→ Working data:
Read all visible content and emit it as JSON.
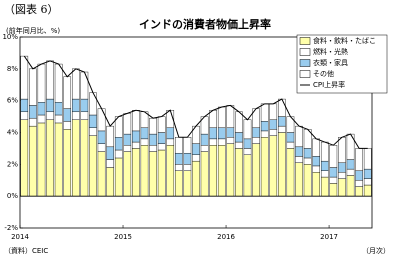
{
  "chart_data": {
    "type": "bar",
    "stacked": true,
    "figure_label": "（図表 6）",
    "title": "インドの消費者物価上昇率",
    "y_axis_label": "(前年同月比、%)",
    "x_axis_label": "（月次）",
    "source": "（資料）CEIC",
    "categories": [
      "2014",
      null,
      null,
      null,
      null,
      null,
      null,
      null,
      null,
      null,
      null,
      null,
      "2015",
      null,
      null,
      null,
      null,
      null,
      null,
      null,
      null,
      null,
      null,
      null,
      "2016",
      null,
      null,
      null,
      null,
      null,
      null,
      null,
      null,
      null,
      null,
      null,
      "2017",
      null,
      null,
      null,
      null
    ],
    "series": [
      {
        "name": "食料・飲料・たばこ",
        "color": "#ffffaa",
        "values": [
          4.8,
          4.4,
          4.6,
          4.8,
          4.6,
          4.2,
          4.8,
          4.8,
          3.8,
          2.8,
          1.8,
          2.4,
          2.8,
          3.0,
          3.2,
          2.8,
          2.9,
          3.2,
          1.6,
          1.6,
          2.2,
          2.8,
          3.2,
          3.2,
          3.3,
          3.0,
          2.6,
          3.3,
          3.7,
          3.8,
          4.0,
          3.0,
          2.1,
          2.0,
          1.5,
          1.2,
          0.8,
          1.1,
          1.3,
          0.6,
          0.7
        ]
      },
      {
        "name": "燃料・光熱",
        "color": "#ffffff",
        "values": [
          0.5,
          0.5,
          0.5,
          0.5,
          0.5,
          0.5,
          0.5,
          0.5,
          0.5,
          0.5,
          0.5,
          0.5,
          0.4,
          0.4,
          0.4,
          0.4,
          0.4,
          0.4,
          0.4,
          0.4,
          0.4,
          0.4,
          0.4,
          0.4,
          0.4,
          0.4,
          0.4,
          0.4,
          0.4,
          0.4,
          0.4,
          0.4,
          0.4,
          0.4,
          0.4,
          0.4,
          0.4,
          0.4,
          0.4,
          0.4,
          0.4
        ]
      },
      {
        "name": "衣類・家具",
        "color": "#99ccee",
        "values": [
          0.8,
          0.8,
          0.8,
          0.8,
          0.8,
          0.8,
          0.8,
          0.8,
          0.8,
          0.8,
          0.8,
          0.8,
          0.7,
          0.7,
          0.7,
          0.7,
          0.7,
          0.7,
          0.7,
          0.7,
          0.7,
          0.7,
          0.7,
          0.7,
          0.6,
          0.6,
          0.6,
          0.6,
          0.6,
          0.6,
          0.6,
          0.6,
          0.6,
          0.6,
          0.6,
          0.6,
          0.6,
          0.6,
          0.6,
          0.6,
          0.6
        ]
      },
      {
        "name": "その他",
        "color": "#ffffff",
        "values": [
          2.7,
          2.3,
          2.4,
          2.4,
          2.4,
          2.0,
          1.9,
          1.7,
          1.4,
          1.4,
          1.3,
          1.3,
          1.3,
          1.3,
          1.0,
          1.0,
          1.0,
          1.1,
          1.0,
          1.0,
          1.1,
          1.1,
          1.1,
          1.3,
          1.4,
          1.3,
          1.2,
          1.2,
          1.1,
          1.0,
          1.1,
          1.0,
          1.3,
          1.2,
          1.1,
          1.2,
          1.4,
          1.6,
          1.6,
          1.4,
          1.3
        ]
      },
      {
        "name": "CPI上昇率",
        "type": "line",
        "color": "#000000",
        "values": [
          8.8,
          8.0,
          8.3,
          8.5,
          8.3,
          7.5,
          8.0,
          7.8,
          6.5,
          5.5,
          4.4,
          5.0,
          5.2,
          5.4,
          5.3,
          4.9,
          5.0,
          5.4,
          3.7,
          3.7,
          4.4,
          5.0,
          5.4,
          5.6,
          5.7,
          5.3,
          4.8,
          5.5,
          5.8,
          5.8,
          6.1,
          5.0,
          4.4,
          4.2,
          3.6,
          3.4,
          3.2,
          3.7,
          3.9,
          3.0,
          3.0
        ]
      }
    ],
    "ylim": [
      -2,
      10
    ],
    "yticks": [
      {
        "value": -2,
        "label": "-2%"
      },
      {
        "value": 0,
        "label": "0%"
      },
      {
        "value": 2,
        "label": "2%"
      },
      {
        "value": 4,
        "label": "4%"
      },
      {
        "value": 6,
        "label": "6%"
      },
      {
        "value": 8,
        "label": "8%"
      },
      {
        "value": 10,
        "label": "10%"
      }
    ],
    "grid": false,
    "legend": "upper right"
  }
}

→ Written instruction: For the listing above, identify each line bearing "name".

→ Finished exercise:
        "name": "食料・飲料・たばこ",
        "name": "燃料・光熱",
        "name": "衣類・家具",
        "name": "その他",
        "name": "CPI上昇率",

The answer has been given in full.